**Exercise requirements**
Copy out all lines carrying the word "release".

Entries from a dataset:
··········
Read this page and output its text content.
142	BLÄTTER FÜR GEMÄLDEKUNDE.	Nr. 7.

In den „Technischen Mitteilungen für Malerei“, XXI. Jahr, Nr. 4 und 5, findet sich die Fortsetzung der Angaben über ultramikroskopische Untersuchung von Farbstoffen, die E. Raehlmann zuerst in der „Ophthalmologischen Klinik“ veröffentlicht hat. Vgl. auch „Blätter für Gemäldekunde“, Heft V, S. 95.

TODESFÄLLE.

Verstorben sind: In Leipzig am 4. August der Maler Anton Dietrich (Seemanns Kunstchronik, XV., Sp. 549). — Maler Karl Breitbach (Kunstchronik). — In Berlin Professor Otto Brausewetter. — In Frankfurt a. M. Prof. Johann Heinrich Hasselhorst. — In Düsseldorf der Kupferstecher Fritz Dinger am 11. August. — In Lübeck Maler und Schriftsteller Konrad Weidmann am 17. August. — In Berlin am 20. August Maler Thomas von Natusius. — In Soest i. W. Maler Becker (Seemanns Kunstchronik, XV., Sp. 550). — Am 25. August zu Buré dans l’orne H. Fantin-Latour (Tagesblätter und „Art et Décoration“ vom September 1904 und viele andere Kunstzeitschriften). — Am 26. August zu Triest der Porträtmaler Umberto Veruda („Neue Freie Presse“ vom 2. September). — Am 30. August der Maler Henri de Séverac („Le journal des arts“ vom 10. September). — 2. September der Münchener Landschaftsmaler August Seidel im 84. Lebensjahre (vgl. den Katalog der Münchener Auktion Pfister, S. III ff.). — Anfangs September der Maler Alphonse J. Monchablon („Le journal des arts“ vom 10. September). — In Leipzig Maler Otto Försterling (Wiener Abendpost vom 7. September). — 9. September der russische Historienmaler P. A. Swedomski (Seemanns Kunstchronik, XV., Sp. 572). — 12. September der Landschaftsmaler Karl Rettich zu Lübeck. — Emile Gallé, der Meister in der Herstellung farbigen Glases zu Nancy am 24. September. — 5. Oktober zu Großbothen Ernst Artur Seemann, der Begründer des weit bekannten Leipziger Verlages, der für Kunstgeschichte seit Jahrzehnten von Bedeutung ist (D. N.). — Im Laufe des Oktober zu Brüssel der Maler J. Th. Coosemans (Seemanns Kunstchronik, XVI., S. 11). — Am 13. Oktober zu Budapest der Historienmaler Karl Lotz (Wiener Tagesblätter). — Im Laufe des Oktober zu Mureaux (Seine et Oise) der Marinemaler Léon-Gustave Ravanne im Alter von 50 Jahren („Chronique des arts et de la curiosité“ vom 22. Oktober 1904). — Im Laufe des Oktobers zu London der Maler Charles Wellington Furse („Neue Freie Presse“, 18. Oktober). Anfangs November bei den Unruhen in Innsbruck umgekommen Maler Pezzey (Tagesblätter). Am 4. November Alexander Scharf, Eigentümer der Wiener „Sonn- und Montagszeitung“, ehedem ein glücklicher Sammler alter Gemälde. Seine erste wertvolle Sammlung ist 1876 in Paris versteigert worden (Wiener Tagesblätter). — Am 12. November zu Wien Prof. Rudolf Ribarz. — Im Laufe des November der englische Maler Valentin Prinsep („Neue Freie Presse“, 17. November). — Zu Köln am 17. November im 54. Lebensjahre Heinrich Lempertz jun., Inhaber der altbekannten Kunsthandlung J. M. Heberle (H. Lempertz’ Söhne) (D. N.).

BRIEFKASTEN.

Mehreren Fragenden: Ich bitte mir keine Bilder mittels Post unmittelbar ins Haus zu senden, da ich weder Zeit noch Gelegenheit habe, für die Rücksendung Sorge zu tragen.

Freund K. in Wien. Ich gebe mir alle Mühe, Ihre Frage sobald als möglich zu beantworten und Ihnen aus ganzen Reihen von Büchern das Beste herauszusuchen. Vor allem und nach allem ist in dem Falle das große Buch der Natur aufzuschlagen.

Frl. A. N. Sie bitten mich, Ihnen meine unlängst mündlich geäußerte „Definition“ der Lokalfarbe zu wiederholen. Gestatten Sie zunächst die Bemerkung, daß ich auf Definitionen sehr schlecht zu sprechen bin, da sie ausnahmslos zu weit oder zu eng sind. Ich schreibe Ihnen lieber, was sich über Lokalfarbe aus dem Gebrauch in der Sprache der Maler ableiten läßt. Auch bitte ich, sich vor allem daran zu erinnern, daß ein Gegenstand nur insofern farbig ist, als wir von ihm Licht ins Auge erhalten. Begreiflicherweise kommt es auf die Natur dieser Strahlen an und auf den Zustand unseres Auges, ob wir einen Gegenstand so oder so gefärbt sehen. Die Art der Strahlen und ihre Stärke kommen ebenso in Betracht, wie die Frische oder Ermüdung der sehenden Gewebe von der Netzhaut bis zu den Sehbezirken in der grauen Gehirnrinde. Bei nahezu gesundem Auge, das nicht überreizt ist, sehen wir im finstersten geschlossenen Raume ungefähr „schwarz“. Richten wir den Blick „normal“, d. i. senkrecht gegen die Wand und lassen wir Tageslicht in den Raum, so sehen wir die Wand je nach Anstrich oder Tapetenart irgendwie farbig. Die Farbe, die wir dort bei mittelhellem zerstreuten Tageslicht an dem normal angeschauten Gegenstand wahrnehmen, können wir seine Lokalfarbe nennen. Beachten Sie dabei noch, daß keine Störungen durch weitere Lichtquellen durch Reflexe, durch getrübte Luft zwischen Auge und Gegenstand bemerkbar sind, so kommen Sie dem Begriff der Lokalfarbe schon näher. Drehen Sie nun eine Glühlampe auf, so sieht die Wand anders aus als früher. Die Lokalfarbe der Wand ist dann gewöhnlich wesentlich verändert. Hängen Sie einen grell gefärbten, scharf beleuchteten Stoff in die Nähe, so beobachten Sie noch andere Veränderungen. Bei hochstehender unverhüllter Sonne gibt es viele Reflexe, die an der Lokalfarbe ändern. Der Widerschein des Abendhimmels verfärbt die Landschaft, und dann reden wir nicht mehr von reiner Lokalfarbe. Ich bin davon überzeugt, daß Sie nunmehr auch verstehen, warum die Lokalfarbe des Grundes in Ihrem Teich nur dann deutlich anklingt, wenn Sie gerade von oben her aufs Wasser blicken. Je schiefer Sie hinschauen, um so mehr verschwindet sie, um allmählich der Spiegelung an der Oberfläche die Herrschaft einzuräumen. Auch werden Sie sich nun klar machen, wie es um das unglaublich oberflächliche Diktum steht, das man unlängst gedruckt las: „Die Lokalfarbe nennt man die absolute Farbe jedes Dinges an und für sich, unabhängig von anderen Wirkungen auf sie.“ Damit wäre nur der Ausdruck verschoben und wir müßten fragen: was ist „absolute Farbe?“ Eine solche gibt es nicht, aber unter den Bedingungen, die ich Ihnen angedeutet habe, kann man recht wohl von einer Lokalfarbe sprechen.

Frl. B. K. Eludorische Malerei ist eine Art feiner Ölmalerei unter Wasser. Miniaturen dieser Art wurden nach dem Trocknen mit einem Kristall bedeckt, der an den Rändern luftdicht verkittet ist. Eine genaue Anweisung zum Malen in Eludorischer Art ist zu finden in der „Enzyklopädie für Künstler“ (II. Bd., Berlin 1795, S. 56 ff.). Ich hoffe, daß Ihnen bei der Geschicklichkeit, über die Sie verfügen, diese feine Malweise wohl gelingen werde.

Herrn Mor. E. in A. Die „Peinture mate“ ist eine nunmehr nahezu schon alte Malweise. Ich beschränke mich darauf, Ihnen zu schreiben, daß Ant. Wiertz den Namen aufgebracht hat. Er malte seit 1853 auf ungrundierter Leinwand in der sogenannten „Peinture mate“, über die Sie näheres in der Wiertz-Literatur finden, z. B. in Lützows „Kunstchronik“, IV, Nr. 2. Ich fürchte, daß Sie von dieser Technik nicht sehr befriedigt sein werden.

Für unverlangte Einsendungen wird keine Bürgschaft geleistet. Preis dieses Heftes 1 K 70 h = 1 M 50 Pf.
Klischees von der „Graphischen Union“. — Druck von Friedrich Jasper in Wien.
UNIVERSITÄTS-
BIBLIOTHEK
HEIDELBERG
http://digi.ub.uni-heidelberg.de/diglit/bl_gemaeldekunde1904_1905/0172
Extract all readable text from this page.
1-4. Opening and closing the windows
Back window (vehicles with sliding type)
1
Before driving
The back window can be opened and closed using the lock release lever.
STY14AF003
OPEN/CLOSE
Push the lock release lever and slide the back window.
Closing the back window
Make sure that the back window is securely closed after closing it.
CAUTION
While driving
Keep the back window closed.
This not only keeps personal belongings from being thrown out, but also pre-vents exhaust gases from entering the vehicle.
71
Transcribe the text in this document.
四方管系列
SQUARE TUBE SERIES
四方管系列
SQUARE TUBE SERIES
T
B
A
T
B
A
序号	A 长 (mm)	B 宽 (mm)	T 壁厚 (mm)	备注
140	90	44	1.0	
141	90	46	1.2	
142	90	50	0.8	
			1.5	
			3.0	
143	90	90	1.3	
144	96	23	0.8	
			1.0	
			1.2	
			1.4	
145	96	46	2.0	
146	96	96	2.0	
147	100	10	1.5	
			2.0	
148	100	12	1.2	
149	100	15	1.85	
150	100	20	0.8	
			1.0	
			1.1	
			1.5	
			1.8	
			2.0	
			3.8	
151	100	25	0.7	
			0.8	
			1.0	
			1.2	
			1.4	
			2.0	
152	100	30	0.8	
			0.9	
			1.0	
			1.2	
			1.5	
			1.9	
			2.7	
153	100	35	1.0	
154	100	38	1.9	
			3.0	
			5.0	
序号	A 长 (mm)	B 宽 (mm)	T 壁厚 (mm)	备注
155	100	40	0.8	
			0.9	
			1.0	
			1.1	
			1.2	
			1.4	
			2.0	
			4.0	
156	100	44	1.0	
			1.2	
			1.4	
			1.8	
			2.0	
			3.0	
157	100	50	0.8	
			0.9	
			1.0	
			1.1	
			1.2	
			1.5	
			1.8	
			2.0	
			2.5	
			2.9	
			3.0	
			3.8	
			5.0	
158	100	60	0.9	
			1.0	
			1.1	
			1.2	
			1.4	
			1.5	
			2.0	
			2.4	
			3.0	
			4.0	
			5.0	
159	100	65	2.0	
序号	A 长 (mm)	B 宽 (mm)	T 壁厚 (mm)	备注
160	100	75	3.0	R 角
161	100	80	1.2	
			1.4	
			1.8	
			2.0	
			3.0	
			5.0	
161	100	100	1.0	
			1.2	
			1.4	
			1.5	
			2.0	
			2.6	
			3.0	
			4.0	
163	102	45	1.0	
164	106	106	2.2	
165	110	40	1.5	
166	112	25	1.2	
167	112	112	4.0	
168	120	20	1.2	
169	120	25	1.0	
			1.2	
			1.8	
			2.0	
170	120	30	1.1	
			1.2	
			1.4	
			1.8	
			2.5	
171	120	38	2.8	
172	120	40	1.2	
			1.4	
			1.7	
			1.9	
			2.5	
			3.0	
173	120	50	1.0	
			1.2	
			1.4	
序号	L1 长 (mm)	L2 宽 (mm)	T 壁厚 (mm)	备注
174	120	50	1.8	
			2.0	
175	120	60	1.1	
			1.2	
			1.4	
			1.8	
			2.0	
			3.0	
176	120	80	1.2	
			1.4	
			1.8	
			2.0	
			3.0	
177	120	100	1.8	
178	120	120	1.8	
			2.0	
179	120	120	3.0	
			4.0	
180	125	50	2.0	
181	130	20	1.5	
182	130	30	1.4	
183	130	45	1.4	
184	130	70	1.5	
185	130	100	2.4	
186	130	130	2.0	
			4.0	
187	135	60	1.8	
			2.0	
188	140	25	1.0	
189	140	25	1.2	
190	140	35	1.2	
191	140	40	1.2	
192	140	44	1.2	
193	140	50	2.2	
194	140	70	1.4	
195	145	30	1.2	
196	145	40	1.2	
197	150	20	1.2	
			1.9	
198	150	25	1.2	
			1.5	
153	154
··········
**Task solution**
The back window can be opened and closed using the lock release lever.
Push the lock release lever and slide the back window.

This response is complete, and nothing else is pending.